**GOAL:** Leave out every picture, and restate word for word only the lines from the one containing "Read all visible content and emit it as JSON." through the end of the material.

══ RECORDS PROVIDED ══

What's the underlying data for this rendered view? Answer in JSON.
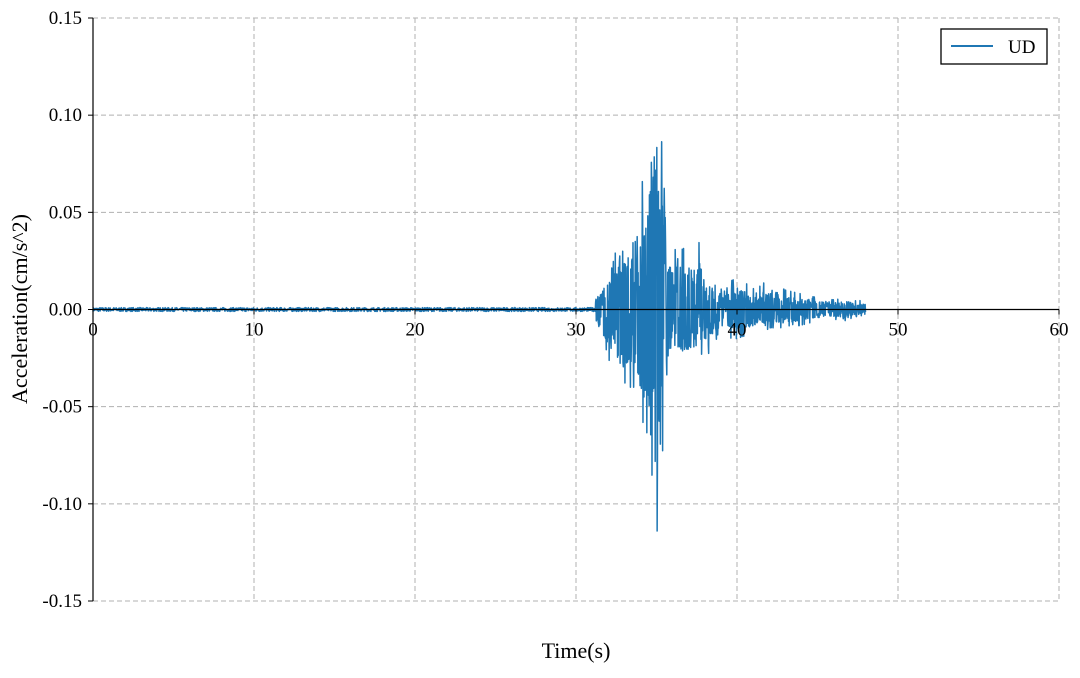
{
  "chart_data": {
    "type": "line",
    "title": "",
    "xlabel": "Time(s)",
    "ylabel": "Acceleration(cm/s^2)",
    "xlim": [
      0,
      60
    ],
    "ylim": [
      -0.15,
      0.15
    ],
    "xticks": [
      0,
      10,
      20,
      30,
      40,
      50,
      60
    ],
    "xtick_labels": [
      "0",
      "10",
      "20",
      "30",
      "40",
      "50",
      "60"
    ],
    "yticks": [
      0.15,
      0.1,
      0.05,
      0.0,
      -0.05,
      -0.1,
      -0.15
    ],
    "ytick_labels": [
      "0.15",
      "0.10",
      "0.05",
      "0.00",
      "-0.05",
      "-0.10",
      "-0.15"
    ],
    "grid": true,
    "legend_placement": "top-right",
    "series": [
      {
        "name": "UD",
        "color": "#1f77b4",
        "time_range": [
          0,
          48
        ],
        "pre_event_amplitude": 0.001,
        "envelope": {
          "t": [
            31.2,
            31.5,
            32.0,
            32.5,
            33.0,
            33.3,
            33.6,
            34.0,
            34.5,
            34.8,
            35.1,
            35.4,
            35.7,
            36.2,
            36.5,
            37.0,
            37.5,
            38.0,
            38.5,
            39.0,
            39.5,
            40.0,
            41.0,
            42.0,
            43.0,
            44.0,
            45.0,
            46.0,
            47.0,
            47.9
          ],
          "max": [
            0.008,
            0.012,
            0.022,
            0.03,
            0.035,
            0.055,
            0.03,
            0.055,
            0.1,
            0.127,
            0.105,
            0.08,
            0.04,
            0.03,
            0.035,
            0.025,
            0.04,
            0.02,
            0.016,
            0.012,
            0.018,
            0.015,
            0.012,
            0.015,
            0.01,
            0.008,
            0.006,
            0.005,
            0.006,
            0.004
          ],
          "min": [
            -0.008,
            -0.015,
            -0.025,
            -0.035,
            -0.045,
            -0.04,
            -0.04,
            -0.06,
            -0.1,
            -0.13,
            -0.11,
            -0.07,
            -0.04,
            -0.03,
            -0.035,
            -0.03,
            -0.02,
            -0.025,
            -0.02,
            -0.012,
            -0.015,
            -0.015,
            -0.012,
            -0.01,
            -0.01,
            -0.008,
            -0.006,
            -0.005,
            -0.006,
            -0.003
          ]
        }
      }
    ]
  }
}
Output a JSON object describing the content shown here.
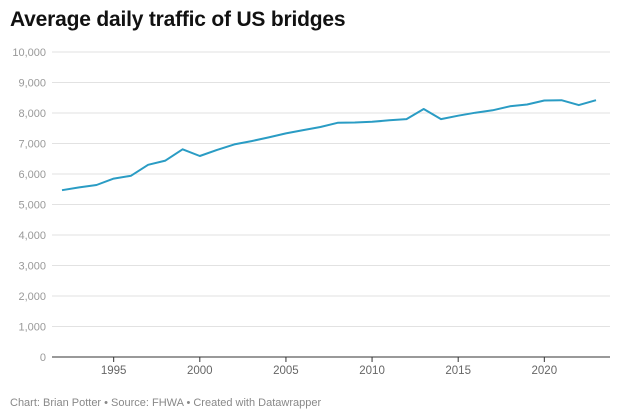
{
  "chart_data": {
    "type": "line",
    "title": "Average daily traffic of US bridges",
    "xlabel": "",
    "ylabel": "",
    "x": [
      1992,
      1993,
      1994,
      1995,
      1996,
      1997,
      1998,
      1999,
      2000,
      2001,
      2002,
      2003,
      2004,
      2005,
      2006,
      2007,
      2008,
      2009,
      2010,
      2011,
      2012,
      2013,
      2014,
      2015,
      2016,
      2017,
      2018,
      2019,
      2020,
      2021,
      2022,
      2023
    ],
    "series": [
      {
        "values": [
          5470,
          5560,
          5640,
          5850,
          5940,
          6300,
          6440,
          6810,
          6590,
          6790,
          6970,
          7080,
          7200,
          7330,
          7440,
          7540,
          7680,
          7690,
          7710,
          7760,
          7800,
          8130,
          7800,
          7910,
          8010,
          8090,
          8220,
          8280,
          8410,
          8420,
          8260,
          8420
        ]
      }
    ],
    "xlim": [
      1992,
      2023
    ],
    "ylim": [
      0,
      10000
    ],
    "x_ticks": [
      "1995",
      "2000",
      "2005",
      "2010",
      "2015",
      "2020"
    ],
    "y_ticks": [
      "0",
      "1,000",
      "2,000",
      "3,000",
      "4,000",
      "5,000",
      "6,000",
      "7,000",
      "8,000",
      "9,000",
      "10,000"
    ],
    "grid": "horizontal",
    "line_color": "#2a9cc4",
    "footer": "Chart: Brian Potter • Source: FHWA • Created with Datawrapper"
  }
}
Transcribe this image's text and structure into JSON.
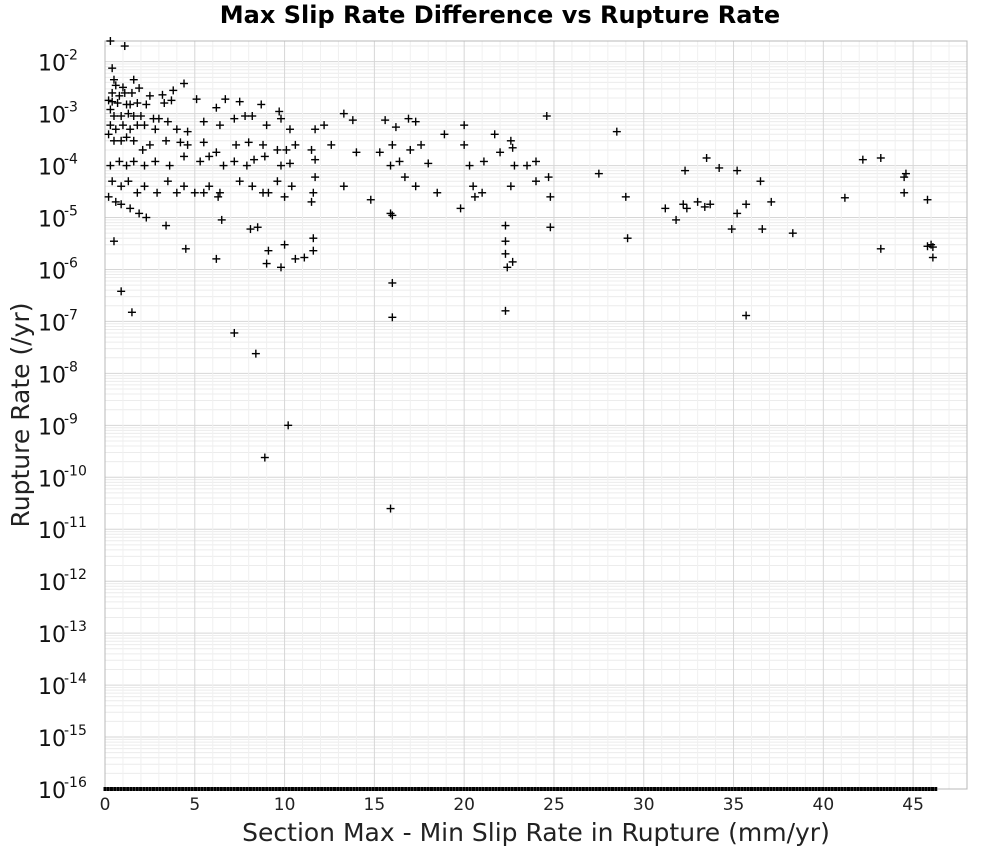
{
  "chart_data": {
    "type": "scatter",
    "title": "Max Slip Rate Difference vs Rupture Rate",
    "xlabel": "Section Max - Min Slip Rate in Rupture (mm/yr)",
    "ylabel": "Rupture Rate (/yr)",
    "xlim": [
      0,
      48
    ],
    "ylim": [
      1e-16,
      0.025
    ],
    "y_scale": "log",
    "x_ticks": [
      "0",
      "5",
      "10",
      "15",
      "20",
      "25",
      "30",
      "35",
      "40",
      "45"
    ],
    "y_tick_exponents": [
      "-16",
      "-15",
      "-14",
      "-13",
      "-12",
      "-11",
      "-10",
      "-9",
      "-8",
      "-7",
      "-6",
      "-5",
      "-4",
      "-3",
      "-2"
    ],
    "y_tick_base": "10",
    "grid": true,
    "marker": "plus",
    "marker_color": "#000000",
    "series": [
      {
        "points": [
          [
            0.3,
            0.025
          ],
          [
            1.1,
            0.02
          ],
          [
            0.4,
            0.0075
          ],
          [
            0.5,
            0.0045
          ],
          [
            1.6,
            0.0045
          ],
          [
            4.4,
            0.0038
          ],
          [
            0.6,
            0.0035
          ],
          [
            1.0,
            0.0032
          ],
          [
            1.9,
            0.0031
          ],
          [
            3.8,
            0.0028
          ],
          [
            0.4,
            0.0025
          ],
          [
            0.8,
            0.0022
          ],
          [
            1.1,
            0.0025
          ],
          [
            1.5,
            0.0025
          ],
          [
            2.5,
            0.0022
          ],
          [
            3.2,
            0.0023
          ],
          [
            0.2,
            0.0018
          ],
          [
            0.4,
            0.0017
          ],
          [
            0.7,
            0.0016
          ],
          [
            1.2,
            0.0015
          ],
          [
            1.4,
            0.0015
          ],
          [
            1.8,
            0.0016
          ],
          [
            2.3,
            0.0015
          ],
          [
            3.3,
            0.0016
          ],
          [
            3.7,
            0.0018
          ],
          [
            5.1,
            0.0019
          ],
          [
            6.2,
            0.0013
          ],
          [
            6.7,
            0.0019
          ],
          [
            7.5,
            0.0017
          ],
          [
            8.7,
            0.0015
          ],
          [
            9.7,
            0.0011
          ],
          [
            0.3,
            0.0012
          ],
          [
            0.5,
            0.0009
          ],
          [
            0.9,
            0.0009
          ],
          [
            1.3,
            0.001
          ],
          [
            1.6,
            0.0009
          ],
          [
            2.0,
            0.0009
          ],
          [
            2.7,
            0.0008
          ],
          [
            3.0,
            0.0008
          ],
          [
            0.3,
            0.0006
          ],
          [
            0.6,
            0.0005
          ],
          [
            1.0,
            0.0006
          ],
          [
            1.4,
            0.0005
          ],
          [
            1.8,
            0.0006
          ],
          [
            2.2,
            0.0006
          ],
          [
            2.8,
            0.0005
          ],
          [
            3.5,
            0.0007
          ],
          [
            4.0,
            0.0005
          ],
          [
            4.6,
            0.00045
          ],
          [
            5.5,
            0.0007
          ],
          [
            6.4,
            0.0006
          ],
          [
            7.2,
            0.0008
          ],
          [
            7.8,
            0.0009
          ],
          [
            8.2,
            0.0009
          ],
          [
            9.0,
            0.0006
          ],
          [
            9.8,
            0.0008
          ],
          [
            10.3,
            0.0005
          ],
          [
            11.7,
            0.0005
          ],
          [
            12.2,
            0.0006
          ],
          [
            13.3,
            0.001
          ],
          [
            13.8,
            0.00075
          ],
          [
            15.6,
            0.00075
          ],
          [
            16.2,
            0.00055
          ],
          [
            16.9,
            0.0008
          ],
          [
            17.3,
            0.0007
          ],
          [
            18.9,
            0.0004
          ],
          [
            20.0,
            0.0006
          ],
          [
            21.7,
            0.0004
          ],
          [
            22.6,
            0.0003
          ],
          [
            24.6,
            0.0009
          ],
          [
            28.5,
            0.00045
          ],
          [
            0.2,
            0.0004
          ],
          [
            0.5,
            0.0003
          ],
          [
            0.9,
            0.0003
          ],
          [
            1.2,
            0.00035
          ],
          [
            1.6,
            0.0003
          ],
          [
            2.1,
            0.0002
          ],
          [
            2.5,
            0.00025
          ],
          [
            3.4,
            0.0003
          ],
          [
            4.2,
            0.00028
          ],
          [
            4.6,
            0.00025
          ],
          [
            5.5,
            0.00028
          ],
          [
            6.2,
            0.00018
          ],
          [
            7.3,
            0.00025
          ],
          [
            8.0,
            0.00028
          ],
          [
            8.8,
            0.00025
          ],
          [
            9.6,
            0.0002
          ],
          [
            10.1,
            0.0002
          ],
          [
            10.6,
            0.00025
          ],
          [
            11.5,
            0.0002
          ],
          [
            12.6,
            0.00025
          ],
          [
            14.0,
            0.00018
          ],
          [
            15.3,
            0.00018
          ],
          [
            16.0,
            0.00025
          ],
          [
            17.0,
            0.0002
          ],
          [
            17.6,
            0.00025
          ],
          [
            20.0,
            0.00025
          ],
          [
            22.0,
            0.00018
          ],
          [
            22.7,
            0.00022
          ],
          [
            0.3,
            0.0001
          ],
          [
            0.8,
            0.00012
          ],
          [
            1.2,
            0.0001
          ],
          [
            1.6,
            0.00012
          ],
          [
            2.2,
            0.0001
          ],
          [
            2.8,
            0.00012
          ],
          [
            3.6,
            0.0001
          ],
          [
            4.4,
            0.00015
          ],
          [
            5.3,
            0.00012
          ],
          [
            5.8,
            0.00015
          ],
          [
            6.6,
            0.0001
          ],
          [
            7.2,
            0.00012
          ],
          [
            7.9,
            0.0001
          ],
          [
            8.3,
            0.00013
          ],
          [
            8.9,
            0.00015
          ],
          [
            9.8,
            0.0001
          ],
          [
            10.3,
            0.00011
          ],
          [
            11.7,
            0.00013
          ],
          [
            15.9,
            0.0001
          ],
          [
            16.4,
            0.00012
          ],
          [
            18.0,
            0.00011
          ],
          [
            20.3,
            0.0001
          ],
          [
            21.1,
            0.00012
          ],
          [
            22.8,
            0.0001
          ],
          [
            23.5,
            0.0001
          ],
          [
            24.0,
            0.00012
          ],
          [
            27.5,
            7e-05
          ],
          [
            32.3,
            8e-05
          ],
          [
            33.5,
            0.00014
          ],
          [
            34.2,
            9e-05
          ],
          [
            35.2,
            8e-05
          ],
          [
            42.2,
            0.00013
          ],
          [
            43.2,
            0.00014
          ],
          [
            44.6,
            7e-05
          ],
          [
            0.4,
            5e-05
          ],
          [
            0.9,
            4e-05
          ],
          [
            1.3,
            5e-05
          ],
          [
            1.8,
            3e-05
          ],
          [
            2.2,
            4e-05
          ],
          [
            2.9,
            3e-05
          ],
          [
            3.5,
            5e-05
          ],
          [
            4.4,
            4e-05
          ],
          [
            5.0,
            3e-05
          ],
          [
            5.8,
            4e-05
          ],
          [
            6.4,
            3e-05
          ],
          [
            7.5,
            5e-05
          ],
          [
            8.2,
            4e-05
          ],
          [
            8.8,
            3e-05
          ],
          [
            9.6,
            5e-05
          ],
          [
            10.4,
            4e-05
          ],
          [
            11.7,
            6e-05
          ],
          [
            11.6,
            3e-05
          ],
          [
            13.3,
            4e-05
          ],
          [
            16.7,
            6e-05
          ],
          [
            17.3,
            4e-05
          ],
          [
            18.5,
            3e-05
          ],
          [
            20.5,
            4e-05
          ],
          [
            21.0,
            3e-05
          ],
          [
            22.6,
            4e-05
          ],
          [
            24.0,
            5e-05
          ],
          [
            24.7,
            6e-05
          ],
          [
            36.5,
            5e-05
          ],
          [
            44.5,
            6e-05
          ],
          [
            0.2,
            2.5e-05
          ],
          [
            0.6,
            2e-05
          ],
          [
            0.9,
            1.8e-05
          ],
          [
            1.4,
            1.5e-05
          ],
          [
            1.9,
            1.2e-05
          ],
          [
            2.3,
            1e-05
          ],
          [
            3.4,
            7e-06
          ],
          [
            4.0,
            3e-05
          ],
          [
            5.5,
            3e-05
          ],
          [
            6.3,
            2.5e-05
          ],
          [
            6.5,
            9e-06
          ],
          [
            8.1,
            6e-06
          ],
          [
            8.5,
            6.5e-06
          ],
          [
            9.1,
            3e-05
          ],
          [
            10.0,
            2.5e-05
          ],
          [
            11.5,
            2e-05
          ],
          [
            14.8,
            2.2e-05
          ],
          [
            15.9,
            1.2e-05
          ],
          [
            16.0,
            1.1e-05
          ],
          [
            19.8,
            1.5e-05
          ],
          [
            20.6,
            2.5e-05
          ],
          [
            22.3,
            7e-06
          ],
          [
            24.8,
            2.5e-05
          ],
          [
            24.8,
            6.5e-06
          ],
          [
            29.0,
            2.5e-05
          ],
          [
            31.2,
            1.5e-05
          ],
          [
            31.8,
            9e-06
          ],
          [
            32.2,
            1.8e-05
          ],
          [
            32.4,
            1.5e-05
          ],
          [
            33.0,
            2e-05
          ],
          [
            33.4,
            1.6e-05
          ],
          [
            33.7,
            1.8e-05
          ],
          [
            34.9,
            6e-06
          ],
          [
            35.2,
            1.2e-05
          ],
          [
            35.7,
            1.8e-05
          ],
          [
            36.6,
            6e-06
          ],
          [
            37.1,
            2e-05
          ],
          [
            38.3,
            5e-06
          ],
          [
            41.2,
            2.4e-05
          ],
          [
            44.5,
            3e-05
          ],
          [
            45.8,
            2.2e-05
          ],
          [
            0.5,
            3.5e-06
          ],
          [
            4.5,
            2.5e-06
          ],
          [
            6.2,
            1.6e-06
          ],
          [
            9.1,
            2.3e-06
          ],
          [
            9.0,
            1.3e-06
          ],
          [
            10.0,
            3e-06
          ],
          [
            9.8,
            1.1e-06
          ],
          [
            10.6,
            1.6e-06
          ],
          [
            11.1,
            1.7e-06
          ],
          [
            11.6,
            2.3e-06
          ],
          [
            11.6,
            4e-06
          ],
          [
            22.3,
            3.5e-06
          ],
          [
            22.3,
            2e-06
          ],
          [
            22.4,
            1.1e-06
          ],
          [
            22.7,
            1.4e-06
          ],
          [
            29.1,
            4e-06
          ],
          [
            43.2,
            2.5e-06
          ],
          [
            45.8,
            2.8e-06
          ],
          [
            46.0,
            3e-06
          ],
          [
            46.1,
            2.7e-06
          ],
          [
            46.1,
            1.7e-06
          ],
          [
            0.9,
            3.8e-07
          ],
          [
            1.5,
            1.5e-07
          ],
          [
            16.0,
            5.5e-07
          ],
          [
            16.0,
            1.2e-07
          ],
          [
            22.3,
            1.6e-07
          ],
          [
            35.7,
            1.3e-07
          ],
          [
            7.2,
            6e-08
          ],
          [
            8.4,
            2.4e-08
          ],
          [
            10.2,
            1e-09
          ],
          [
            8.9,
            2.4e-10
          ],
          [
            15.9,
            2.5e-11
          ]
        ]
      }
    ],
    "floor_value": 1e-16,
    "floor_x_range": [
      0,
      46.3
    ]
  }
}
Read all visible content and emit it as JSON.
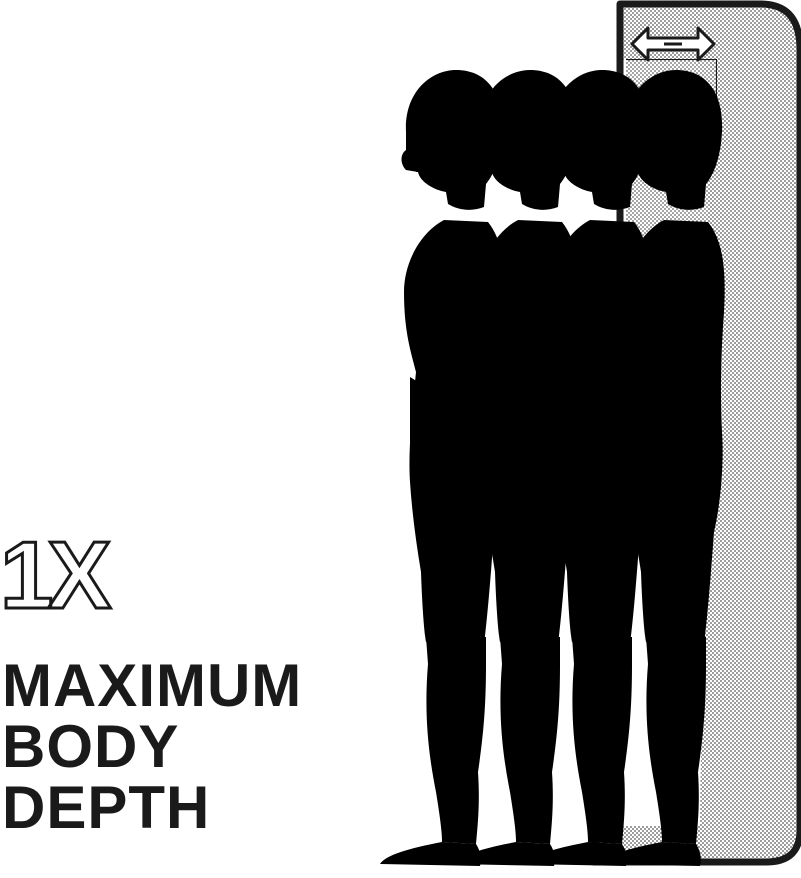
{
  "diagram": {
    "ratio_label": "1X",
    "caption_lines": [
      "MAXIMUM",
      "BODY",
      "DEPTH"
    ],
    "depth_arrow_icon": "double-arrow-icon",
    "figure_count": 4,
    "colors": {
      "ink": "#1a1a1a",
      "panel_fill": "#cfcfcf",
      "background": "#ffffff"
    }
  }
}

═══

**ANSWER TO THE EXERCISE:**
Read all visible content and emit it as JSON.
{
  "diagram": {
    "ratio_label": "1X",
    "caption_lines": [
      "MAXIMUM",
      "BODY",
      "DEPTH"
    ],
    "depth_arrow_icon": "double-arrow-icon",
    "figure_count": 4,
    "colors": {
      "ink": "#1a1a1a",
      "panel_fill": "#cfcfcf",
      "background": "#ffffff"
    }
  }
}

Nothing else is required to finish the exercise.